• Required work
Output the material below in full, exactly as it is.

(Records that describe figures)
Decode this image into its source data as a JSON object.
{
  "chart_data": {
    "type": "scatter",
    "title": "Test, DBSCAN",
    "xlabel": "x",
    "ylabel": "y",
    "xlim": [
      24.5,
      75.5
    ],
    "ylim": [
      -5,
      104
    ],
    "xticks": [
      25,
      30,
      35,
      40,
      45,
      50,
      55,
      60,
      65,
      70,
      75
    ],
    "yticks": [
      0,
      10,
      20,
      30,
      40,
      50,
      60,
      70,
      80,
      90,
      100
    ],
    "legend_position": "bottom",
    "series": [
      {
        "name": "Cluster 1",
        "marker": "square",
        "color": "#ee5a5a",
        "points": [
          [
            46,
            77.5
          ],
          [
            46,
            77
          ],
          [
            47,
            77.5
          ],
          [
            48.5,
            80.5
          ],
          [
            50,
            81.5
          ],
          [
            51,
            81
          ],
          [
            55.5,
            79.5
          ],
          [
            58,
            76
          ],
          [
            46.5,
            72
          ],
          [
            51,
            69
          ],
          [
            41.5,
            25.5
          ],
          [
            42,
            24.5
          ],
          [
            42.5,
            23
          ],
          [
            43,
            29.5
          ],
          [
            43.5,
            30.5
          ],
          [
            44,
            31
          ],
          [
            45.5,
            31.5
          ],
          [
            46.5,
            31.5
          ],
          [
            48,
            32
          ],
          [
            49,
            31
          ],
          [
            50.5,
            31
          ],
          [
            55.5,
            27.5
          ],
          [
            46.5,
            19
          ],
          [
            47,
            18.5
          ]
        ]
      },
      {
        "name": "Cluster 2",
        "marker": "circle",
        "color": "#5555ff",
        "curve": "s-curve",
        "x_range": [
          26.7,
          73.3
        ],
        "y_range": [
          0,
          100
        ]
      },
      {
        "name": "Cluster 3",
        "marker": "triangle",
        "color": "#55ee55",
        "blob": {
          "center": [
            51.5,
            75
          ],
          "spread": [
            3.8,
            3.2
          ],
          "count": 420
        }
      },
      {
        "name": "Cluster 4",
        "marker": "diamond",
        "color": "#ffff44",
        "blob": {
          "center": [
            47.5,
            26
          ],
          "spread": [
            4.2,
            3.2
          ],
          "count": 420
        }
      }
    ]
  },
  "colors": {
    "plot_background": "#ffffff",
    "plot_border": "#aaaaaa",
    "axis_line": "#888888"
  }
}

• Expected output
Decode this image into its source data as a JSON object.
{
  "chart_data": {
    "type": "scatter",
    "title": "Test, DBSCAN",
    "xlabel": "x",
    "ylabel": "y",
    "xlim": [
      24.5,
      75.5
    ],
    "ylim": [
      -5,
      104
    ],
    "xticks": [
      25,
      30,
      35,
      40,
      45,
      50,
      55,
      60,
      65,
      70,
      75
    ],
    "yticks": [
      0,
      10,
      20,
      30,
      40,
      50,
      60,
      70,
      80,
      90,
      100
    ],
    "legend_position": "bottom",
    "series": [
      {
        "name": "Cluster 1",
        "marker": "square",
        "color": "#ee5a5a",
        "points": [
          [
            46,
            77.5
          ],
          [
            46,
            77
          ],
          [
            47,
            77.5
          ],
          [
            48.5,
            80.5
          ],
          [
            50,
            81.5
          ],
          [
            51,
            81
          ],
          [
            55.5,
            79.5
          ],
          [
            58,
            76
          ],
          [
            46.5,
            72
          ],
          [
            51,
            69
          ],
          [
            41.5,
            25.5
          ],
          [
            42,
            24.5
          ],
          [
            42.5,
            23
          ],
          [
            43,
            29.5
          ],
          [
            43.5,
            30.5
          ],
          [
            44,
            31
          ],
          [
            45.5,
            31.5
          ],
          [
            46.5,
            31.5
          ],
          [
            48,
            32
          ],
          [
            49,
            31
          ],
          [
            50.5,
            31
          ],
          [
            55.5,
            27.5
          ],
          [
            46.5,
            19
          ],
          [
            47,
            18.5
          ]
        ]
      },
      {
        "name": "Cluster 2",
        "marker": "circle",
        "color": "#5555ff",
        "curve": "s-curve",
        "x_range": [
          26.7,
          73.3
        ],
        "y_range": [
          0,
          100
        ]
      },
      {
        "name": "Cluster 3",
        "marker": "triangle",
        "color": "#55ee55",
        "blob": {
          "center": [
            51.5,
            75
          ],
          "spread": [
            3.8,
            3.2
          ],
          "count": 420
        }
      },
      {
        "name": "Cluster 4",
        "marker": "diamond",
        "color": "#ffff44",
        "blob": {
          "center": [
            47.5,
            26
          ],
          "spread": [
            4.2,
            3.2
          ],
          "count": 420
        }
      }
    ]
  },
  "colors": {
    "plot_background": "#ffffff",
    "plot_border": "#aaaaaa",
    "axis_line": "#888888"
  }
}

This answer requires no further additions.